____ Supplied records

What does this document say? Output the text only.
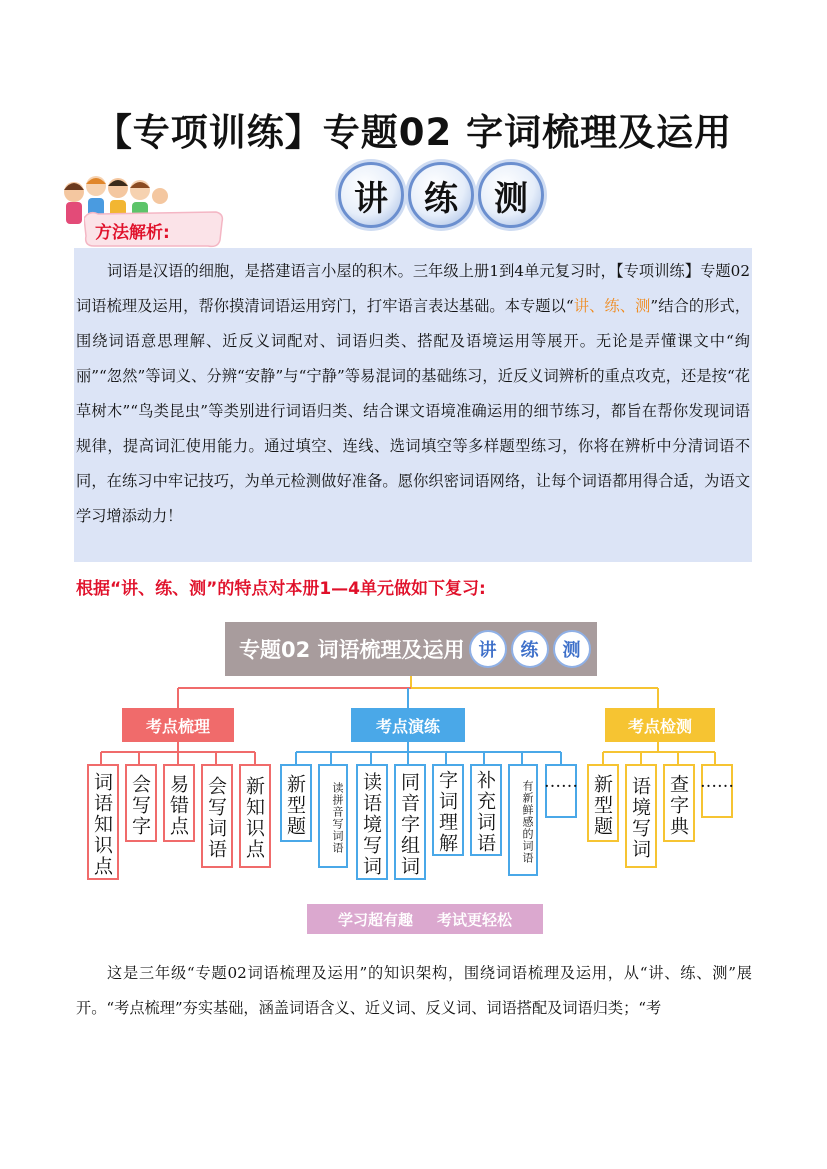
【专项训练】专题02 字词梳理及运用
讲	练	测
方法解析:

词语是汉语的细胞，是搭建语言小屋的积木。三年级上册1到4单元复习时，【专项训练】专题02词语梳理及运用，帮你摸清词语运用窍门，打牢语言表达基础。本专题以“讲、练、测”结合的形式，围绕词语意思理解、近反义词配对、词语归类、搭配及语境运用等展开。无论是弄懂课文中“绚丽”“忽然”等词义、分辨“安静”与“宁静”等易混词的基础练习，近反义词辨析的重点攻克，还是按“花草树木”“鸟类昆虫”等类别进行词语归类、结合课文语境准确运用的细节练习，都旨在帮你发现词语规律，提高词汇使用能力。通过填空、连线、选词填空等多样题型练习，你将在辨析中分清词语不同，在练习中牢记技巧，为单元检测做好准备。愿你织密词语网络，让每个词语都用得合适，为语文学习增添动力！

根据“讲、练、测”的特点对本册1—4单元做如下复习:
专题02 词语梳理及运用 讲	练	测
考点梳理	考点演练	考点检测
词语知识点 会写字 易错点 会写词语 新知识点	新型题	读拼音写词语 读语境写词 同音字组词 字词理解 补充词语	有新鲜感的词语 …… 新型题 语境写词 查字典 ……
学习超有趣 考试更轻松

这是三年级“专题02词语梳理及运用”的知识架构，围绕词语梳理及运用，从“讲、练、测”展开。“考点梳理”夯实基础，涵盖词语含义、近义词、反义词、词语搭配及词语归类；“考
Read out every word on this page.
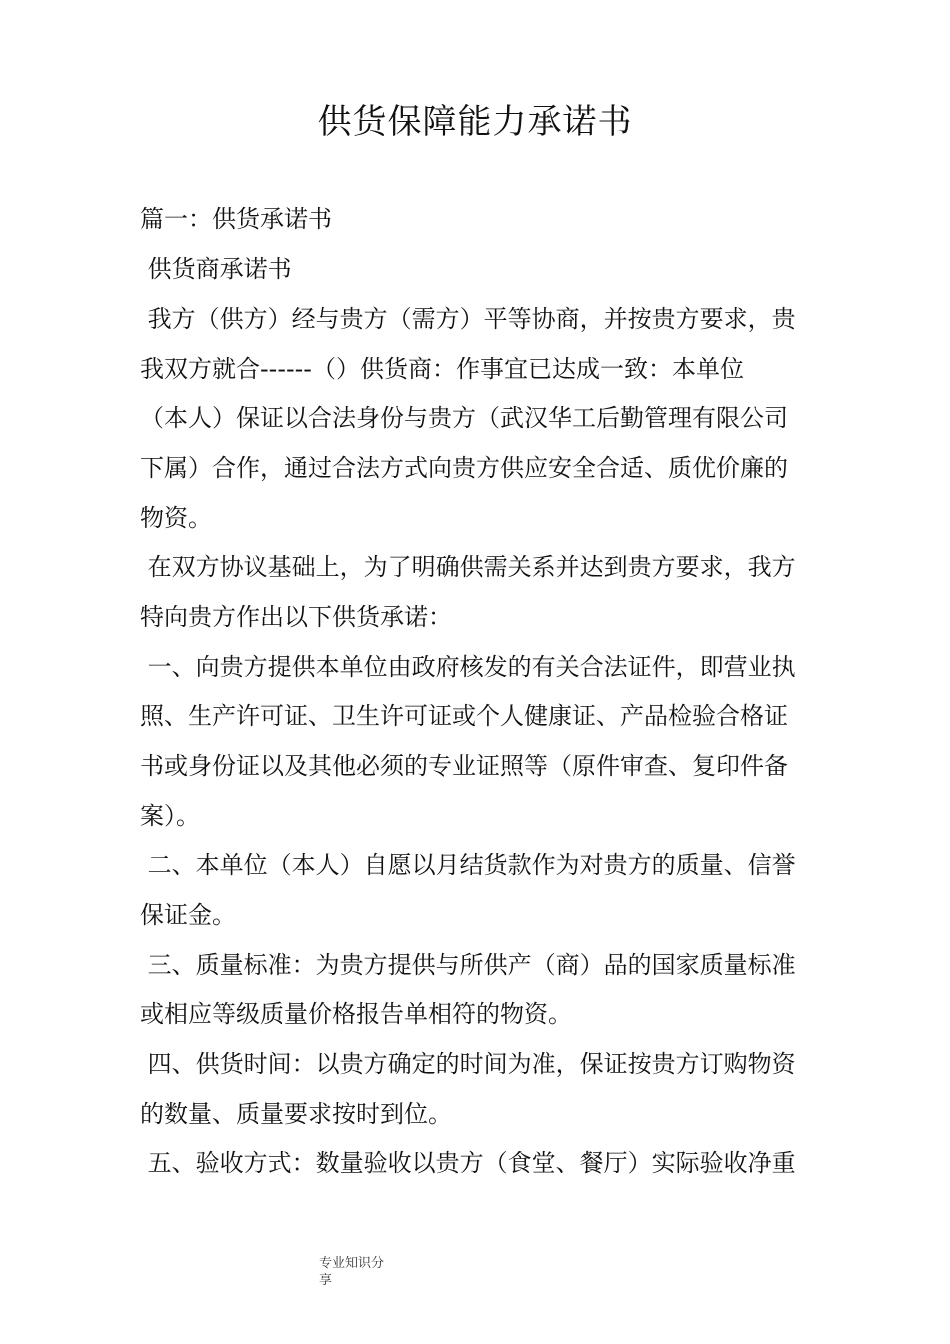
供货保障能力承诺书
篇一：供货承诺书
供货商承诺书
我方（供方）经与贵方（需方）平等协商，并按贵方要求，贵
我双方就合------（）供货商：作事宜已达成一致：本单位
（本人）保证以合法身份与贵方（武汉华工后勤管理有限公司
下属）合作，通过合法方式向贵方供应安全合适、质优价廉的
物资。
在双方协议基础上，为了明确供需关系并达到贵方要求，我方
特向贵方作出以下供货承诺：
一、向贵方提供本单位由政府核发的有关合法证件，即营业执
照、生产许可证、卫生许可证或个人健康证、产品检验合格证
书或身份证以及其他必须的专业证照等（原件审查、复印件备
案）。
二、本单位（本人）自愿以月结货款作为对贵方的质量、信誉
保证金。
三、质量标准：为贵方提供与所供产（商）品的国家质量标准
或相应等级质量价格报告单相符的物资。
四、供货时间：以贵方确定的时间为准，保证按贵方订购物资
的数量、质量要求按时到位。
五、验收方式：数量验收以贵方（食堂、餐厅）实际验收净重
专业知识分
享
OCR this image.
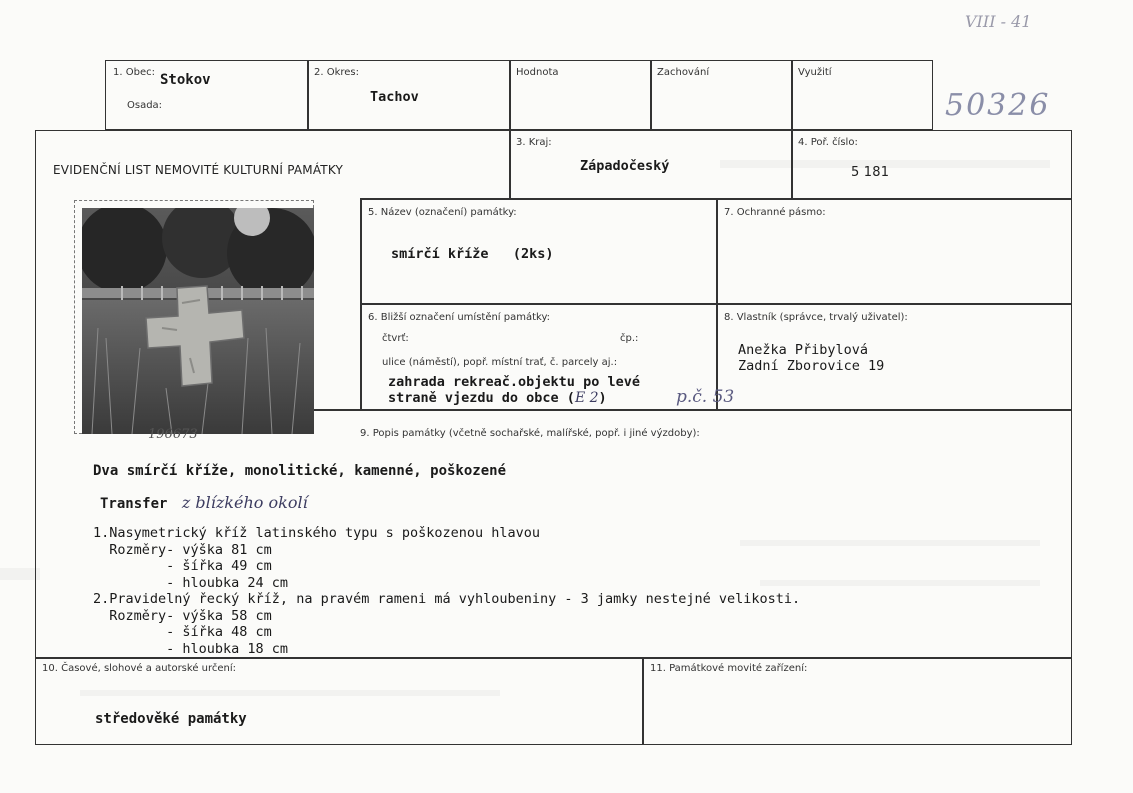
VIII - 41
50326
1. Obec: Stokov
Osada:
2. Okres:
Tachov
Hodnota	Zachování	Využití
EVIDENČNÍ LIST NEMOVITÉ KULTURNÍ PAMÁTKY
3. Kraj:
Západočeský
4. Poř. číslo:
5 181
196673
5. Název (označení) památky:
smírčí kříže   (2ks)
7. Ochranné pásmo:
6. Bližší označení umístění památky:
čtvrť:	čp.:
ulice (náměstí), popř. místní trať, č. parcely aj.:
zahrada rekreač.objektu po levé
straně vjezdu do obce (E 2)	p.č. 53
8. Vlastník (správce, trvalý uživatel):
Anežka Přibylová
Zadní Zborovice 19
9. Popis památky (včetně sochařské, malířské, popř. i jiné výzdoby):
Dva smírčí kříže, monolitické, kamenné, poškozené
Transfer z blízkého okolí
1.Nasymetrický kříž latinského typu s poškozenou hlavou
Rozměry- výška 81 cm
- šířka 49 cm
- hloubka 24 cm
2.Pravidelný řecký kříž, na pravém rameni má vyhloubeniny - 3 jamky nestejné velikosti.
Rozměry- výška 58 cm
- šířka 48 cm
- hloubka 18 cm
10. Časové, slohové a autorské určení:
středověké památky
11. Památkové movité zařízení:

________

The exercise: Out of the preceding entries, pull every line containing the string "kříže".

Exercise result:
smírčí kříže   (2ks)
Dva smírčí kříže, monolitické, kamenné, poškozené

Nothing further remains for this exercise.